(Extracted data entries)
[start]

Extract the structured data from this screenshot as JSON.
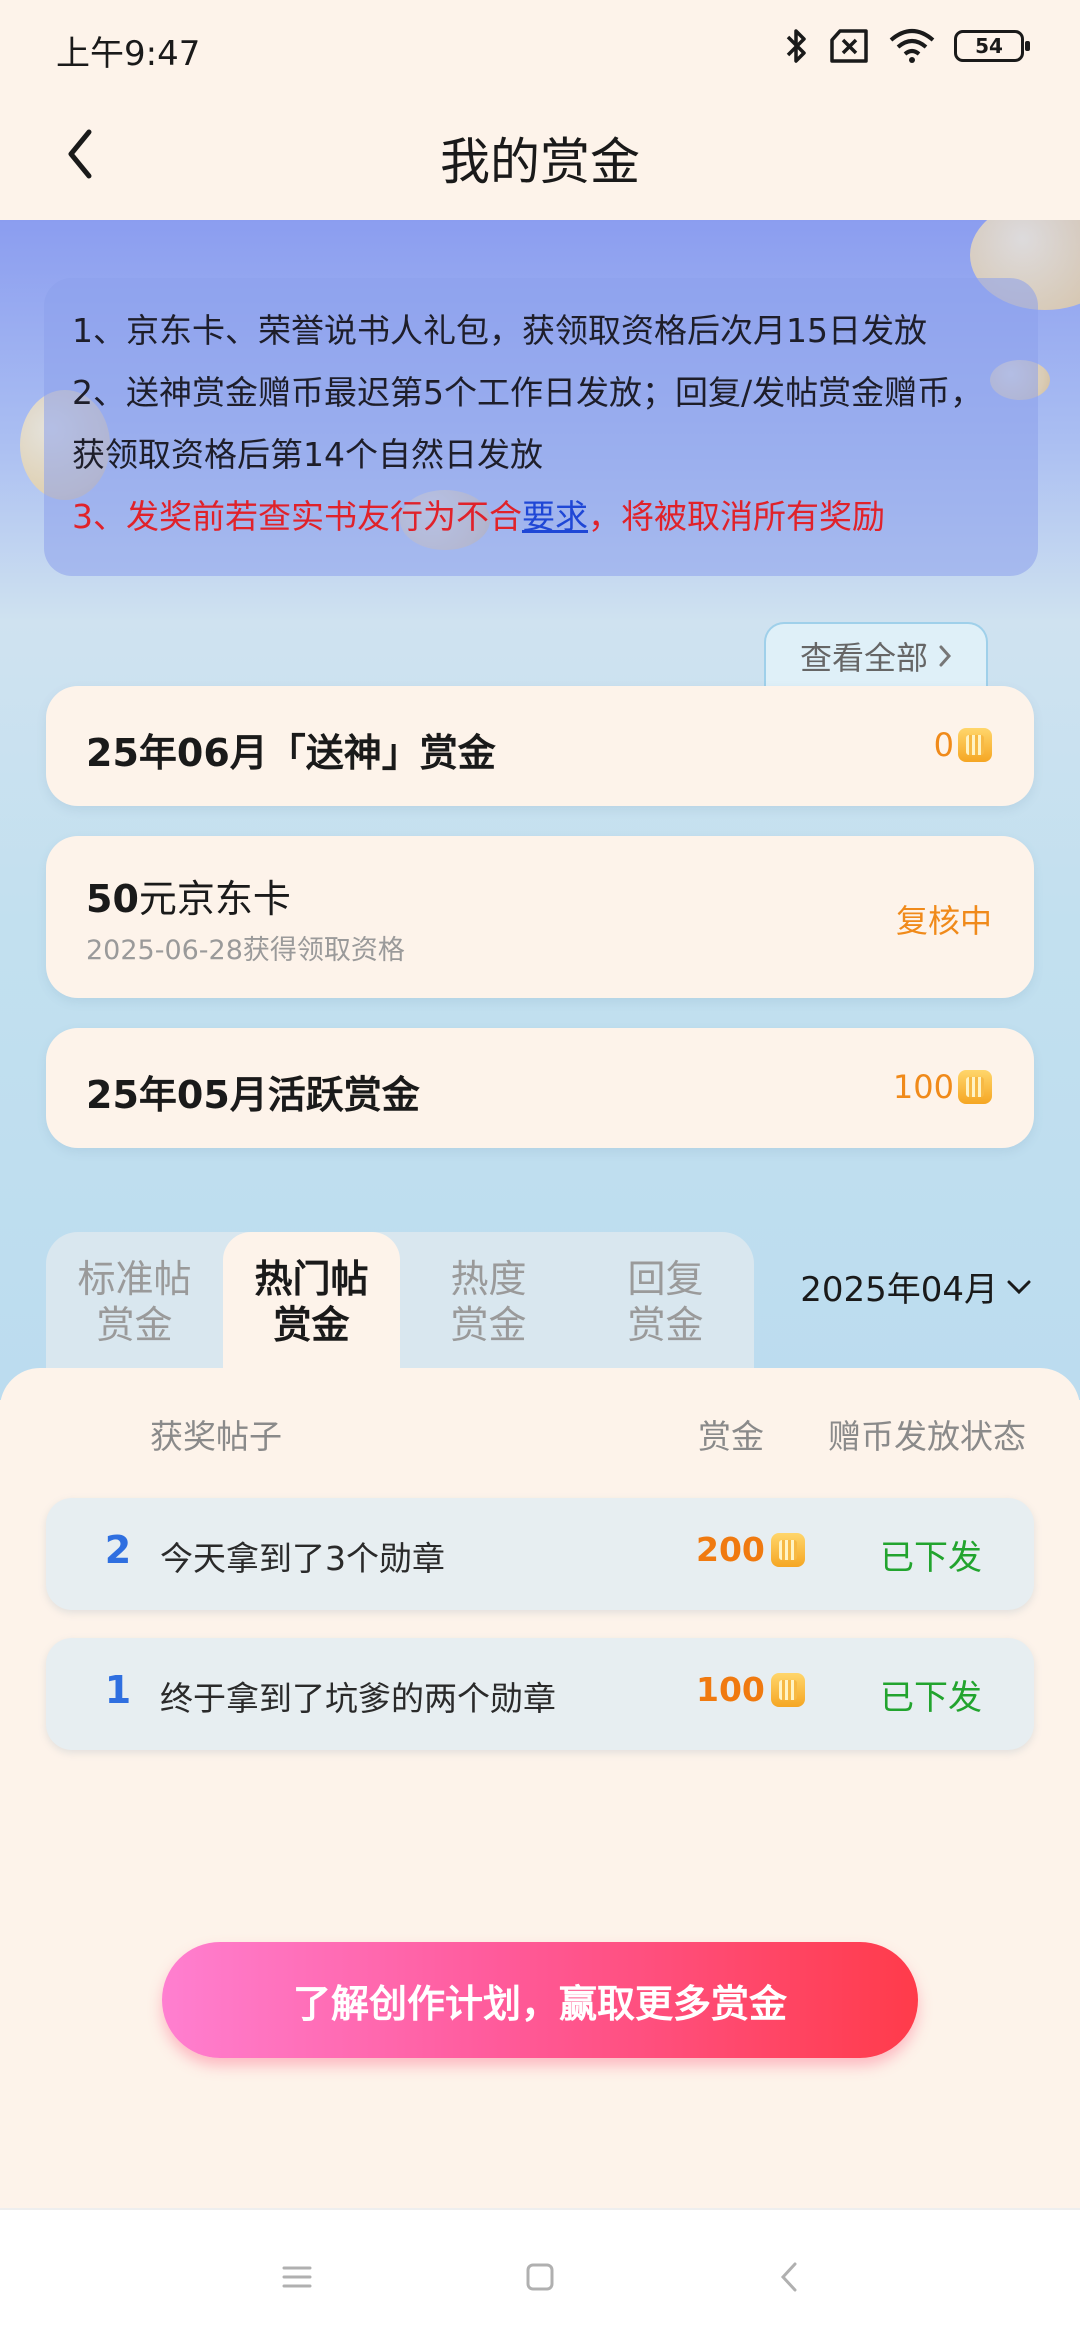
{
  "status_bar": {
    "time": "上午9:47",
    "battery": "54"
  },
  "header": {
    "title": "我的赏金"
  },
  "notice": {
    "line1": "1、京东卡、荣誉说书人礼包，获领取资格后次月15日发放",
    "line2": "2、送神赏金赠币最迟第5个工作日发放；回复/发帖赏金赠币，获领取资格后第14个自然日发放",
    "line3_prefix": "3、发奖前若查实书友行为不合",
    "line3_link": "要求",
    "line3_suffix": "，将被取消所有奖励"
  },
  "view_all": "查看全部",
  "rewards": [
    {
      "title": "25年06月「送神」赏金",
      "value": "0"
    },
    {
      "title_bold": "50",
      "title_rest": "元京东卡",
      "subtitle": "2025-06-28获得领取资格",
      "status": "复核中"
    },
    {
      "title": "25年05月活跃赏金",
      "value": "100"
    }
  ],
  "tabs": [
    {
      "line1": "标准帖",
      "line2": "赏金"
    },
    {
      "line1": "热门帖",
      "line2": "赏金"
    },
    {
      "line1": "热度",
      "line2": "赏金"
    },
    {
      "line1": "回复",
      "line2": "赏金"
    }
  ],
  "active_tab": 1,
  "month_selector": "2025年04月",
  "table": {
    "headers": {
      "post": "获奖帖子",
      "reward": "赏金",
      "status": "赠币发放状态"
    },
    "rows": [
      {
        "rank": "2",
        "post": "今天拿到了3个勋章",
        "amount": "200",
        "status": "已下发"
      },
      {
        "rank": "1",
        "post": "终于拿到了坑爹的两个勋章",
        "amount": "100",
        "status": "已下发"
      }
    ]
  },
  "cta": "了解创作计划，赢取更多赏金",
  "colors": {
    "accent_orange": "#f08a1a",
    "status_green": "#22a42e",
    "rank_blue": "#2f6fe0",
    "warning_red": "#e0222a"
  },
  "icons": [
    "back-chevron-icon",
    "bluetooth-icon",
    "sim-x-icon",
    "wifi-icon",
    "battery-icon",
    "coin-icon",
    "chevron-right-icon",
    "chevron-down-icon",
    "menu-icon",
    "home-icon",
    "back-icon"
  ]
}
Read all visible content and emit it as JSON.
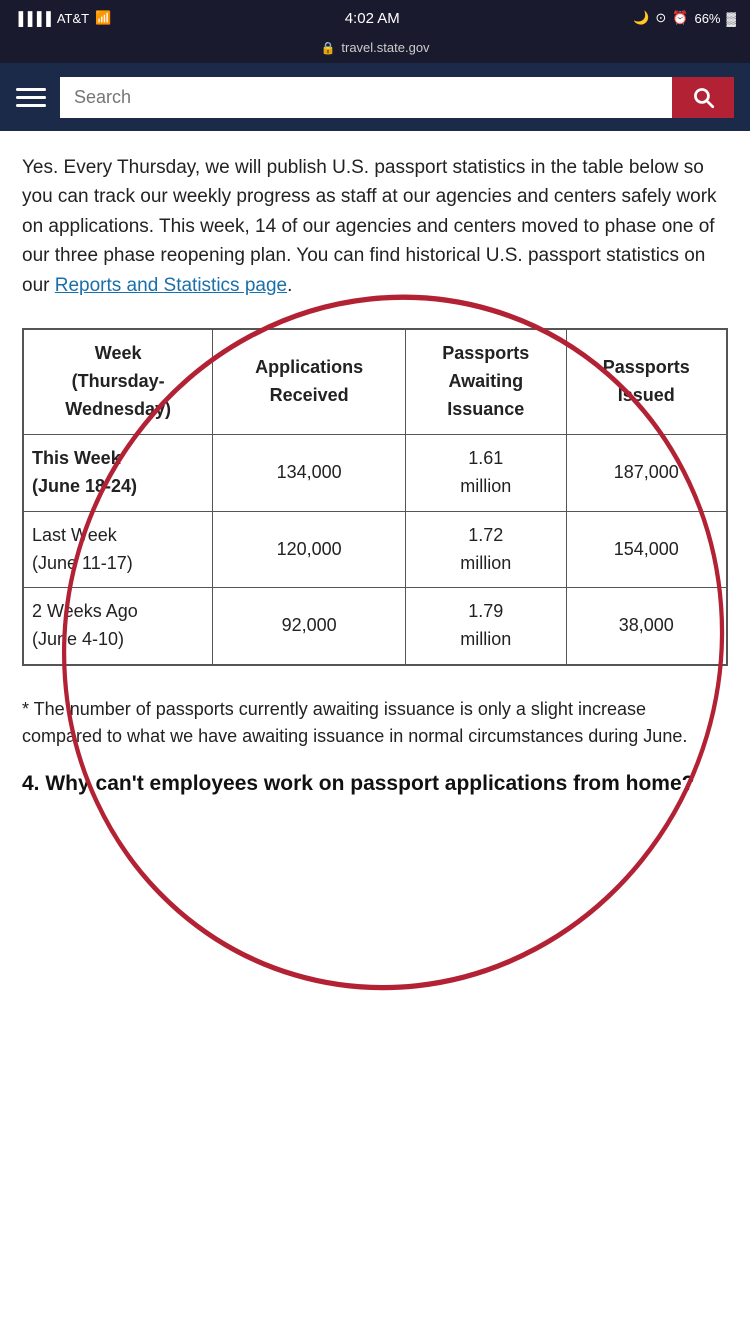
{
  "statusBar": {
    "carrier": "AT&T",
    "time": "4:02 AM",
    "battery": "66%"
  },
  "addressBar": {
    "url": "travel.state.gov"
  },
  "nav": {
    "searchPlaceholder": "Search"
  },
  "content": {
    "paragraph": "Yes. Every Thursday, we will publish U.S. passport statistics in the table below so you can track our weekly progress as staff at our agencies and centers safely work on applications. This week, 14 of our agencies and centers moved to phase one of our three phase reopening plan. You can find historical U.S. passport statistics on our",
    "linkText": "Reports and Statistics page",
    "periodAfterLink": "."
  },
  "table": {
    "headers": [
      "Week (Thursday-Wednesday)",
      "Applications Received",
      "Passports Awaiting Issuance",
      "Passports Issued"
    ],
    "rows": [
      {
        "week": "This Week",
        "weekSub": "(June 18-24)",
        "applications": "134,000",
        "awaiting": "1.61 million",
        "issued": "187,000",
        "bold": true
      },
      {
        "week": "Last Week",
        "weekSub": "(June 11-17)",
        "applications": "120,000",
        "awaiting": "1.72 million",
        "issued": "154,000",
        "bold": false
      },
      {
        "week": "2 Weeks Ago",
        "weekSub": "(June 4-10)",
        "applications": "92,000",
        "awaiting": "1.79 million",
        "issued": "38,000",
        "bold": false
      }
    ]
  },
  "footnote": "* The number of passports currently awaiting issuance is only a slight increase compared to what we have awaiting issuance in normal circumstances during June.",
  "sectionHeading": "4. Why can't employees work on passport applications from home?"
}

[end]

### Instructions to follow:
All of the records above must be copied exactly, except for the pictures.

### Finished answer:
Extract the structured data from this screenshot as JSON.
{
  "status_bar": {
    "time": "上午9:47",
    "battery": "54"
  },
  "header": {
    "title": "我的赏金"
  },
  "notice": {
    "line1": "1、京东卡、荣誉说书人礼包，获领取资格后次月15日发放",
    "line2": "2、送神赏金赠币最迟第5个工作日发放；回复/发帖赏金赠币，获领取资格后第14个自然日发放",
    "line3_prefix": "3、发奖前若查实书友行为不合",
    "line3_link": "要求",
    "line3_suffix": "，将被取消所有奖励"
  },
  "view_all": "查看全部",
  "rewards": [
    {
      "title": "25年06月「送神」赏金",
      "value": "0"
    },
    {
      "title_bold": "50",
      "title_rest": "元京东卡",
      "subtitle": "2025-06-28获得领取资格",
      "status": "复核中"
    },
    {
      "title": "25年05月活跃赏金",
      "value": "100"
    }
  ],
  "tabs": [
    {
      "line1": "标准帖",
      "line2": "赏金"
    },
    {
      "line1": "热门帖",
      "line2": "赏金"
    },
    {
      "line1": "热度",
      "line2": "赏金"
    },
    {
      "line1": "回复",
      "line2": "赏金"
    }
  ],
  "active_tab": 1,
  "month_selector": "2025年04月",
  "table": {
    "headers": {
      "post": "获奖帖子",
      "reward": "赏金",
      "status": "赠币发放状态"
    },
    "rows": [
      {
        "rank": "2",
        "post": "今天拿到了3个勋章",
        "amount": "200",
        "status": "已下发"
      },
      {
        "rank": "1",
        "post": "终于拿到了坑爹的两个勋章",
        "amount": "100",
        "status": "已下发"
      }
    ]
  },
  "cta": "了解创作计划，赢取更多赏金",
  "colors": {
    "accent_orange": "#f08a1a",
    "status_green": "#22a42e",
    "rank_blue": "#2f6fe0",
    "warning_red": "#e0222a"
  },
  "icons": [
    "back-chevron-icon",
    "bluetooth-icon",
    "sim-x-icon",
    "wifi-icon",
    "battery-icon",
    "coin-icon",
    "chevron-right-icon",
    "chevron-down-icon",
    "menu-icon",
    "home-icon",
    "back-icon"
  ]
}
Read all visible content and emit it as JSON.
{
  "statusBar": {
    "carrier": "AT&T",
    "time": "4:02 AM",
    "battery": "66%"
  },
  "addressBar": {
    "url": "travel.state.gov"
  },
  "nav": {
    "searchPlaceholder": "Search"
  },
  "content": {
    "paragraph": "Yes. Every Thursday, we will publish U.S. passport statistics in the table below so you can track our weekly progress as staff at our agencies and centers safely work on applications. This week, 14 of our agencies and centers moved to phase one of our three phase reopening plan. You can find historical U.S. passport statistics on our",
    "linkText": "Reports and Statistics page",
    "periodAfterLink": "."
  },
  "table": {
    "headers": [
      "Week (Thursday-Wednesday)",
      "Applications Received",
      "Passports Awaiting Issuance",
      "Passports Issued"
    ],
    "rows": [
      {
        "week": "This Week",
        "weekSub": "(June 18-24)",
        "applications": "134,000",
        "awaiting": "1.61 million",
        "issued": "187,000",
        "bold": true
      },
      {
        "week": "Last Week",
        "weekSub": "(June 11-17)",
        "applications": "120,000",
        "awaiting": "1.72 million",
        "issued": "154,000",
        "bold": false
      },
      {
        "week": "2 Weeks Ago",
        "weekSub": "(June 4-10)",
        "applications": "92,000",
        "awaiting": "1.79 million",
        "issued": "38,000",
        "bold": false
      }
    ]
  },
  "footnote": "* The number of passports currently awaiting issuance is only a slight increase compared to what we have awaiting issuance in normal circumstances during June.",
  "sectionHeading": "4. Why can't employees work on passport applications from home?"
}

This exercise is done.